● **The task**: Update the lines starting at the one that contains "Give bounding boxes" and ending at the one that contains "arrow-shaft xyxy=(374,230,506,458)" by replacing "legend-tick-label" with "colorbar-tick-label". Return only those lines, with everything else unchanged.

● **Data entries**:
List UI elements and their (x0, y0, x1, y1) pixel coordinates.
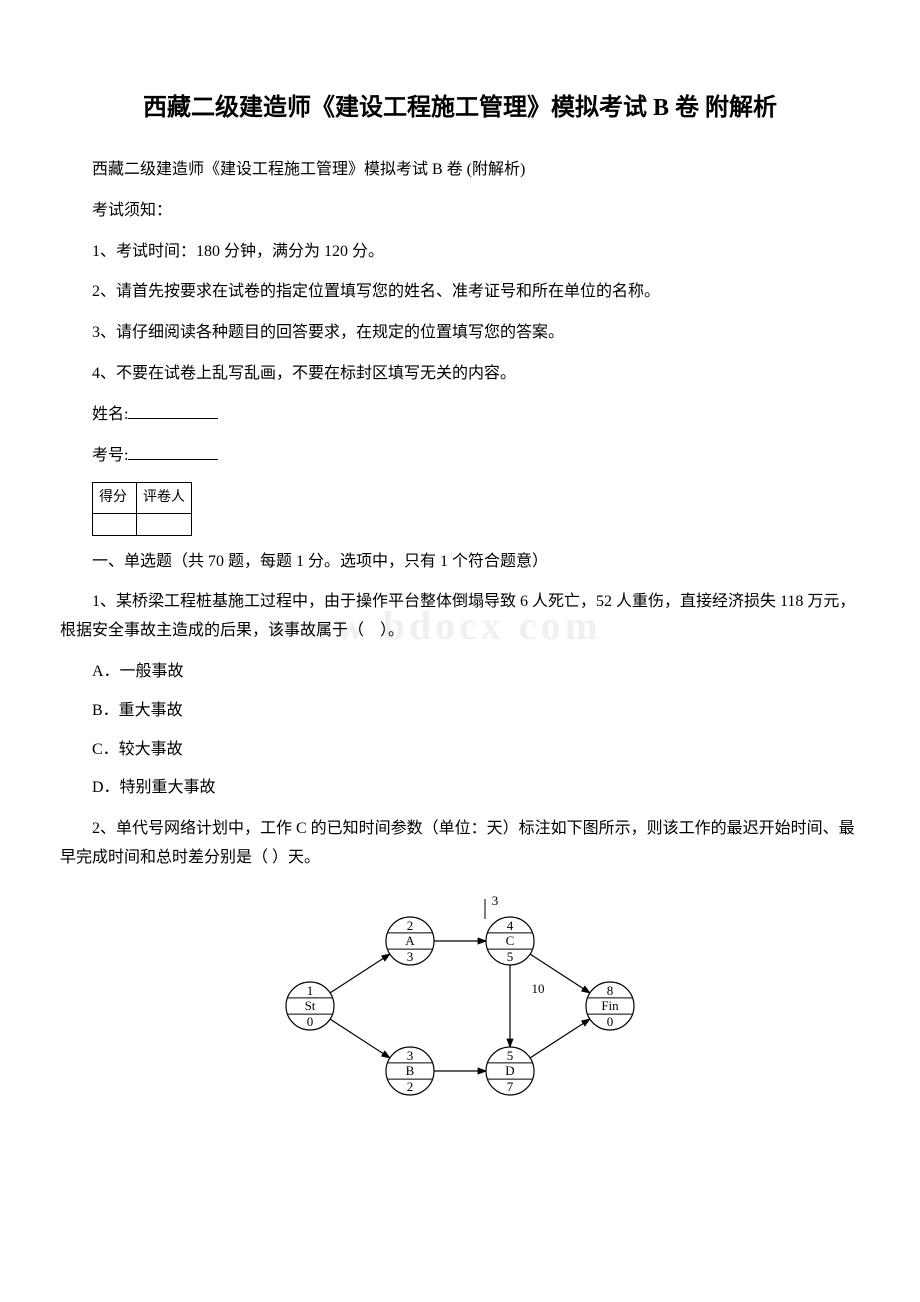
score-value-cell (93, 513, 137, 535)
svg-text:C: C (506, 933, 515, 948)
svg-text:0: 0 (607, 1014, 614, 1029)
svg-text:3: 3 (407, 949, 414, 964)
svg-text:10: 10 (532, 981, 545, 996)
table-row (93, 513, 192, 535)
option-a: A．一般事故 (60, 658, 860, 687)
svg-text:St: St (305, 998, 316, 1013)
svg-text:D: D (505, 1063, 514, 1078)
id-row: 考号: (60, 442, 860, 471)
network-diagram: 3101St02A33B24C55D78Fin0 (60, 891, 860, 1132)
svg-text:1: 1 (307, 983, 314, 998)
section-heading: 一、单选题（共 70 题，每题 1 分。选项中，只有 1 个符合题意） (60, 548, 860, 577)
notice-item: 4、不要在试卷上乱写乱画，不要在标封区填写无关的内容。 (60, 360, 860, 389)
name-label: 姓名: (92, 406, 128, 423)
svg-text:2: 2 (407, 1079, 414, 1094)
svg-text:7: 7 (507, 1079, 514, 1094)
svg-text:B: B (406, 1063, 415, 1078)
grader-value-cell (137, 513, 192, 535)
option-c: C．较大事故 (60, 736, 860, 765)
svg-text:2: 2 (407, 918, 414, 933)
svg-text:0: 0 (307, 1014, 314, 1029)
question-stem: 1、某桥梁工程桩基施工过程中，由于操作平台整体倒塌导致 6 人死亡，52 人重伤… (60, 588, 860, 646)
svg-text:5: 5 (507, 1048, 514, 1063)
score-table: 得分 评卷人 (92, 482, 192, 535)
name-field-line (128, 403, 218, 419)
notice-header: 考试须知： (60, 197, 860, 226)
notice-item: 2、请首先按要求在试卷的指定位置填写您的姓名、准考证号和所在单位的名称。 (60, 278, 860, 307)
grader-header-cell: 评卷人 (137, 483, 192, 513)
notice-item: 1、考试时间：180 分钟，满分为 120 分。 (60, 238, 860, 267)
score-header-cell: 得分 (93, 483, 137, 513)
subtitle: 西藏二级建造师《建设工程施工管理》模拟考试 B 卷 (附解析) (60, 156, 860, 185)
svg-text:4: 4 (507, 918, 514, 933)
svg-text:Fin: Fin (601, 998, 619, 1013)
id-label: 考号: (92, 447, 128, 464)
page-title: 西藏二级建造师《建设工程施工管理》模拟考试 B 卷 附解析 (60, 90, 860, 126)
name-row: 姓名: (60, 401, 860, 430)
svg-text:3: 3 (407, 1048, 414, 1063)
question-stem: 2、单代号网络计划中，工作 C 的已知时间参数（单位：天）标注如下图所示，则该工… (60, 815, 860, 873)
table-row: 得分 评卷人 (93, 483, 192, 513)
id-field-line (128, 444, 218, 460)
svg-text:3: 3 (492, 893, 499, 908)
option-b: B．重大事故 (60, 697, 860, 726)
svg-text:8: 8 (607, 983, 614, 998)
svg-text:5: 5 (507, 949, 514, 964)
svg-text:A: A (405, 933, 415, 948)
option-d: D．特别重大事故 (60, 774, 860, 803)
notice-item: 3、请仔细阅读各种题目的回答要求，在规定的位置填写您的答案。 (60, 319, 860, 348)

* * *

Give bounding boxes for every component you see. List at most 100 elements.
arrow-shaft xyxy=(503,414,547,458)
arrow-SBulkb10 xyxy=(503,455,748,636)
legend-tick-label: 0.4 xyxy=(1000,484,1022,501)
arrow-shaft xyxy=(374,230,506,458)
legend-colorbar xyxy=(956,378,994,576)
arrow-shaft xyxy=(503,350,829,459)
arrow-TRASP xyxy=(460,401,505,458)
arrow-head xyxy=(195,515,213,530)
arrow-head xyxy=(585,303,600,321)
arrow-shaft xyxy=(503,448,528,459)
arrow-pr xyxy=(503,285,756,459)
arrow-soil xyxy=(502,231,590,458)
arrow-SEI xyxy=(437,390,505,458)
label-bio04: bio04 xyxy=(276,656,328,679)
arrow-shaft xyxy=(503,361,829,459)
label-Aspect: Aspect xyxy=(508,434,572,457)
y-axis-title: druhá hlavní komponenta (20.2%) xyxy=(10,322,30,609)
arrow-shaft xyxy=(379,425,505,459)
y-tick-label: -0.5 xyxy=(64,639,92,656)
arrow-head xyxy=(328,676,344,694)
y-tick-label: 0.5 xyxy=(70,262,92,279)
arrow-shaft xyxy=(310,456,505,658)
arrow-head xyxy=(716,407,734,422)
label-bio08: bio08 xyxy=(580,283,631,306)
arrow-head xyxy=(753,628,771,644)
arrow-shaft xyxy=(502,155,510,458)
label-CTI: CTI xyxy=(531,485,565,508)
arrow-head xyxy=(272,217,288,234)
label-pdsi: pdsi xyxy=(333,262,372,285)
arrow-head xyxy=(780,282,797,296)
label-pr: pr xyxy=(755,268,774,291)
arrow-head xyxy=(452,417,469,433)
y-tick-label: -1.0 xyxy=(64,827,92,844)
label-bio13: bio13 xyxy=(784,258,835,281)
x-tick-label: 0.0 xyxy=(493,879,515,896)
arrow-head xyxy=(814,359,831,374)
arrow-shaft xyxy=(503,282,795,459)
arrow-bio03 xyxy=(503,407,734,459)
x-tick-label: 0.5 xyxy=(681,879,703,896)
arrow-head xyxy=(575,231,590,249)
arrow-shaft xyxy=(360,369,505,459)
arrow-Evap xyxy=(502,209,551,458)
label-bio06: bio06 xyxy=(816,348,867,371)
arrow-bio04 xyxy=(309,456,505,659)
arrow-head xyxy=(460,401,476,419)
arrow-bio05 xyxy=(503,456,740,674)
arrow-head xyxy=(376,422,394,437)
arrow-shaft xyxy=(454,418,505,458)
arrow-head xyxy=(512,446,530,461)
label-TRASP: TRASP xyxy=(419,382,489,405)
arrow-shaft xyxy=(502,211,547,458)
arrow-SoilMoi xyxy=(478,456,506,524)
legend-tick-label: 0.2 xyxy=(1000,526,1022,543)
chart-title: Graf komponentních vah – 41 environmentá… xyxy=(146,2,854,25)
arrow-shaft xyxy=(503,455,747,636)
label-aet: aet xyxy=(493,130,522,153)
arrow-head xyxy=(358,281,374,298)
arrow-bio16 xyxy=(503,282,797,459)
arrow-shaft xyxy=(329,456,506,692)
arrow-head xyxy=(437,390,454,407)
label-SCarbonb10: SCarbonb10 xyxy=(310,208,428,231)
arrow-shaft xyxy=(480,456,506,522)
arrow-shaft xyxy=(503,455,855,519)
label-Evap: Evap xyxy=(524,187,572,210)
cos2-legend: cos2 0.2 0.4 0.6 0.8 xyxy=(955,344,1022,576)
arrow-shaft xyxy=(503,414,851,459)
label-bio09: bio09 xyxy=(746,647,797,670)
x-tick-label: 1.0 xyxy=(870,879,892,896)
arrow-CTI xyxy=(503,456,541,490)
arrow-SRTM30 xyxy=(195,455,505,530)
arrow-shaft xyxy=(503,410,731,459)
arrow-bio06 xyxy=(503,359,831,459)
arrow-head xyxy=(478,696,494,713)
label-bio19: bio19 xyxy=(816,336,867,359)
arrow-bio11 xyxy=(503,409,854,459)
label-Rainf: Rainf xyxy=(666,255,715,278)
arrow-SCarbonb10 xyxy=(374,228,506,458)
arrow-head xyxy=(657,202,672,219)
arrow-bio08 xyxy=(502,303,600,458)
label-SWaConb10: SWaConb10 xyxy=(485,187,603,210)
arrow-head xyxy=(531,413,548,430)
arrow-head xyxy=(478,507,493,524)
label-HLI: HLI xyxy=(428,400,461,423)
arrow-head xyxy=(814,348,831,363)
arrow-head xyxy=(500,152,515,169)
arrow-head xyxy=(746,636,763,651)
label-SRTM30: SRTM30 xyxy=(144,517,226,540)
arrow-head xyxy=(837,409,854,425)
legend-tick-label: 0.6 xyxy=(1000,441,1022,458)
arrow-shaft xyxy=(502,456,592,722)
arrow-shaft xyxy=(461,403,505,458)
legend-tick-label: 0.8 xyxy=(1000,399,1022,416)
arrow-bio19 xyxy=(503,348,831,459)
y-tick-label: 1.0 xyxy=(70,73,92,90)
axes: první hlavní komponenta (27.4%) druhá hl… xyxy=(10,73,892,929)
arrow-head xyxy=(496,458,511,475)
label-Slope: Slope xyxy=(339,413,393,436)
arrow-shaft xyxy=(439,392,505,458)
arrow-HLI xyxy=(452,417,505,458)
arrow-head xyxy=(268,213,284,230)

● **Right answer**:
Give bounding boxes for every component you see. List at most 100 elements.
arrow-shaft xyxy=(503,414,547,458)
arrow-SBulkb10 xyxy=(503,455,748,636)
colorbar-tick-label: 0.4 xyxy=(1000,484,1022,501)
arrow-shaft xyxy=(374,230,506,458)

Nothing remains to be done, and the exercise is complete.